### Dataset items:
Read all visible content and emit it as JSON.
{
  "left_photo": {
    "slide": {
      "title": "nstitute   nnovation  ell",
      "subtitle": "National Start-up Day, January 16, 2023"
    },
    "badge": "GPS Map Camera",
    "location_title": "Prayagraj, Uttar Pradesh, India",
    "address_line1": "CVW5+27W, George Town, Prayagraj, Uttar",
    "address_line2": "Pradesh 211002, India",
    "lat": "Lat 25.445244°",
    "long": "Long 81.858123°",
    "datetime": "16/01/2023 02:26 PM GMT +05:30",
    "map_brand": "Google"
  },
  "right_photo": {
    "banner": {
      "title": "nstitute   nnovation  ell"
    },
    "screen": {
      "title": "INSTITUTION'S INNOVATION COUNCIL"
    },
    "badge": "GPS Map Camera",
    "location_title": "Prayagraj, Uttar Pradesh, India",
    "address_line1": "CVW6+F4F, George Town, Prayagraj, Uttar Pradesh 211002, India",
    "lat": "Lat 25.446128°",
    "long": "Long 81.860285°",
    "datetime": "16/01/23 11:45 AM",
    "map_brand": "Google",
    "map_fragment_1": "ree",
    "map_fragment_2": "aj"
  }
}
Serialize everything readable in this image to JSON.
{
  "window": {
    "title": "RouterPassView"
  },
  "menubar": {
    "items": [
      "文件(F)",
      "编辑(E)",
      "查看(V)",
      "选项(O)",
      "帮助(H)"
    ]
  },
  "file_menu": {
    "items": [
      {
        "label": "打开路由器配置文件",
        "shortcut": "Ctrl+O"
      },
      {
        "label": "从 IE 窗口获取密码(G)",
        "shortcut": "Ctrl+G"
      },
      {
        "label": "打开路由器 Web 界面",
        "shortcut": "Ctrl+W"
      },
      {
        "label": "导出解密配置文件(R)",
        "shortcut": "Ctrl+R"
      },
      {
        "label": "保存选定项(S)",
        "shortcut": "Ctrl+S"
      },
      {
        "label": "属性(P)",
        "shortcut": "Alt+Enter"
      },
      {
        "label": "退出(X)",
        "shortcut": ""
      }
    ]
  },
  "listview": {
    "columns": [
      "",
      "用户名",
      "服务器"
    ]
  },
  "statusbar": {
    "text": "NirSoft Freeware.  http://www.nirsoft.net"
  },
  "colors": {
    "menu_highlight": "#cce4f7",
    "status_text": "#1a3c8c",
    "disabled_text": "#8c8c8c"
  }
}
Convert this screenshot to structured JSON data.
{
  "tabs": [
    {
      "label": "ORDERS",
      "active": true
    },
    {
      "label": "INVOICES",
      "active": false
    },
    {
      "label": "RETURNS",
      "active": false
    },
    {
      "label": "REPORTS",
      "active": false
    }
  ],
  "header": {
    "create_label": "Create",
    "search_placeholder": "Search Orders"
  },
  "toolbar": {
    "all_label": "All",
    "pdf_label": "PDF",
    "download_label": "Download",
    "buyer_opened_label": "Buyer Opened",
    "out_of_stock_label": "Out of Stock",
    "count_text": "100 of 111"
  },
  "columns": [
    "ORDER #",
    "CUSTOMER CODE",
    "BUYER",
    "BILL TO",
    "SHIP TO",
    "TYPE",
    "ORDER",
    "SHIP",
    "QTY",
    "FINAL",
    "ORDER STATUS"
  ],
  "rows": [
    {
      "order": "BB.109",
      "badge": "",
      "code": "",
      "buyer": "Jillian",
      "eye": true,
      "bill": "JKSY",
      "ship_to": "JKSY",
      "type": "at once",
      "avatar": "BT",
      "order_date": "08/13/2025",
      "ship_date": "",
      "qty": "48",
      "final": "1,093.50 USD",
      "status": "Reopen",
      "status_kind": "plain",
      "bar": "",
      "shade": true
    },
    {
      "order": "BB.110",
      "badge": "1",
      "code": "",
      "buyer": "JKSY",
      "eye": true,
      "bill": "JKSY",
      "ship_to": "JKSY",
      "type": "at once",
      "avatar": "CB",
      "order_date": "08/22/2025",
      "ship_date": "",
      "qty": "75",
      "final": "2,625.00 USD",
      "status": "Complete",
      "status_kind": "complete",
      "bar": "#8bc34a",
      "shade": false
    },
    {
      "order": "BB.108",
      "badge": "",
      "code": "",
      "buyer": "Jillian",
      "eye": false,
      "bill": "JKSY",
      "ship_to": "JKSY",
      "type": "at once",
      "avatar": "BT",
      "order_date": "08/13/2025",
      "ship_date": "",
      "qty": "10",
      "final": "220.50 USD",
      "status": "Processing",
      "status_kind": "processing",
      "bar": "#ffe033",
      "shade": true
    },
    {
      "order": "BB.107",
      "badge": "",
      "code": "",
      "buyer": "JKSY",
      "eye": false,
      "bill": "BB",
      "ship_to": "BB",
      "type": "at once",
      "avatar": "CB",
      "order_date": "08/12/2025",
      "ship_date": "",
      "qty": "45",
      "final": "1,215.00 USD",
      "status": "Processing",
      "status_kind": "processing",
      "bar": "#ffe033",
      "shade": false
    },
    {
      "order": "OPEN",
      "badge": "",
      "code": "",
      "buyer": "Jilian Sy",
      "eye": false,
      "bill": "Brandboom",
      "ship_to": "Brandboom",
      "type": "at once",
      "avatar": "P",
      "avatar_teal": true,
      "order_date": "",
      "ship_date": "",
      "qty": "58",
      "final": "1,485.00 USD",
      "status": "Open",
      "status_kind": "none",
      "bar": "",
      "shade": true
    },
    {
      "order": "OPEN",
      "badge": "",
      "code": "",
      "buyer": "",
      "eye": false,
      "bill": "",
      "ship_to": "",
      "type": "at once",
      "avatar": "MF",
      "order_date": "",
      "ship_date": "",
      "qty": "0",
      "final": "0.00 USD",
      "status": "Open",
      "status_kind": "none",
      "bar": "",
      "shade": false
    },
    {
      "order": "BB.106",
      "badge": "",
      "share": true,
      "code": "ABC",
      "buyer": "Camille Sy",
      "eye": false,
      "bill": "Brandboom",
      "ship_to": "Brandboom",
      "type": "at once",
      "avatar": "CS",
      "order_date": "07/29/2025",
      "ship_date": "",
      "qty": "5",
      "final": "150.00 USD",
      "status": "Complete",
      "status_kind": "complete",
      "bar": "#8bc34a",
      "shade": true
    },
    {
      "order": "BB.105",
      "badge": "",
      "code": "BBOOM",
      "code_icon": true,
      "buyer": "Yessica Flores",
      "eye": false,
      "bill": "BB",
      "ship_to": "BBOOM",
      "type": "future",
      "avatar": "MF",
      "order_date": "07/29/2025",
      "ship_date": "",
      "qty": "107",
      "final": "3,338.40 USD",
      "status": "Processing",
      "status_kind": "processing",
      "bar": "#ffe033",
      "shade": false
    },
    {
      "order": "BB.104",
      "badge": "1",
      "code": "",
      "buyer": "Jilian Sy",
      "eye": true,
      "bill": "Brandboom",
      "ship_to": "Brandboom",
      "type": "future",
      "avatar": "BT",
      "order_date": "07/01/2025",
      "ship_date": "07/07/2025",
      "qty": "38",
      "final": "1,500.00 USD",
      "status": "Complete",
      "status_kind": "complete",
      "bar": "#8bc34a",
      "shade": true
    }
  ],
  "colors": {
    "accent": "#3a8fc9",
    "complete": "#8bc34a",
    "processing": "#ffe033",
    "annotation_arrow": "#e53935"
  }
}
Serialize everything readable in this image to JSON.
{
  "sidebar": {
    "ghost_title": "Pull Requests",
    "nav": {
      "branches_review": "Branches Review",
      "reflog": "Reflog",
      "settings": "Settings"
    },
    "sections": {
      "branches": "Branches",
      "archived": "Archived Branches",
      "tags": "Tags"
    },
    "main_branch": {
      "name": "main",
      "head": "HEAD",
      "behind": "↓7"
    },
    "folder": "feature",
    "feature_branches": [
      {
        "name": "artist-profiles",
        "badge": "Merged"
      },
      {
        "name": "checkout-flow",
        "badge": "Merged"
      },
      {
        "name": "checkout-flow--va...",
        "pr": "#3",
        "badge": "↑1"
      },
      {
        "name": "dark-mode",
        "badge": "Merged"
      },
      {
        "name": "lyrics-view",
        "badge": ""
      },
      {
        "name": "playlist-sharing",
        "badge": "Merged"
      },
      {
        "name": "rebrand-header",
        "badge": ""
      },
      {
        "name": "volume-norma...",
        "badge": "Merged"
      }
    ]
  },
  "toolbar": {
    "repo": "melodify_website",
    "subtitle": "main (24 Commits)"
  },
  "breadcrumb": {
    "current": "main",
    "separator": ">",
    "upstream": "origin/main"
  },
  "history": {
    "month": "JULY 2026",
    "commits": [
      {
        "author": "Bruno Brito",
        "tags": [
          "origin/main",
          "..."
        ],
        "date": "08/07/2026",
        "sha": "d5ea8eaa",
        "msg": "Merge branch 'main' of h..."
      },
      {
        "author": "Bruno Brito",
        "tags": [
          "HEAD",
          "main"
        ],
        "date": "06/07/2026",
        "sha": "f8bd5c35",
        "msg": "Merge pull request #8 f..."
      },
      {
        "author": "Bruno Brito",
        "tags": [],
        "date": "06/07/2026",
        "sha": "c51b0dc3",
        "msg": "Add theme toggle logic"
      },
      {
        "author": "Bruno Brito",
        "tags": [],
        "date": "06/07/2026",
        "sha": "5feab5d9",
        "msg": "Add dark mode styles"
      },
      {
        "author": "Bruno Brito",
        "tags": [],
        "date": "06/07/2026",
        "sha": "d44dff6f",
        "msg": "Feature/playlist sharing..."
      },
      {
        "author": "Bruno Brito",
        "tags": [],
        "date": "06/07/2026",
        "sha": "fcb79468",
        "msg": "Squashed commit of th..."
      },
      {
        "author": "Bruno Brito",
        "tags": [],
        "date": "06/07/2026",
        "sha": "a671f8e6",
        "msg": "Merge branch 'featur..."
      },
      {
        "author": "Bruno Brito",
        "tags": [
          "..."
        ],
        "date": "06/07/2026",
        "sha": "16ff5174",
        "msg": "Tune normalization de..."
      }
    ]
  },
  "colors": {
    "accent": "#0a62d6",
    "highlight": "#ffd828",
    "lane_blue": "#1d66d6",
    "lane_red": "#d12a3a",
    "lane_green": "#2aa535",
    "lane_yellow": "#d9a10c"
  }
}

### Exercise brief:
Take every line from the records above that has the word "nstitute" and copy it.

### Complete answer:
      "title": "nstitute   nnovation  ell",
      "title": "nstitute   nnovation  ell"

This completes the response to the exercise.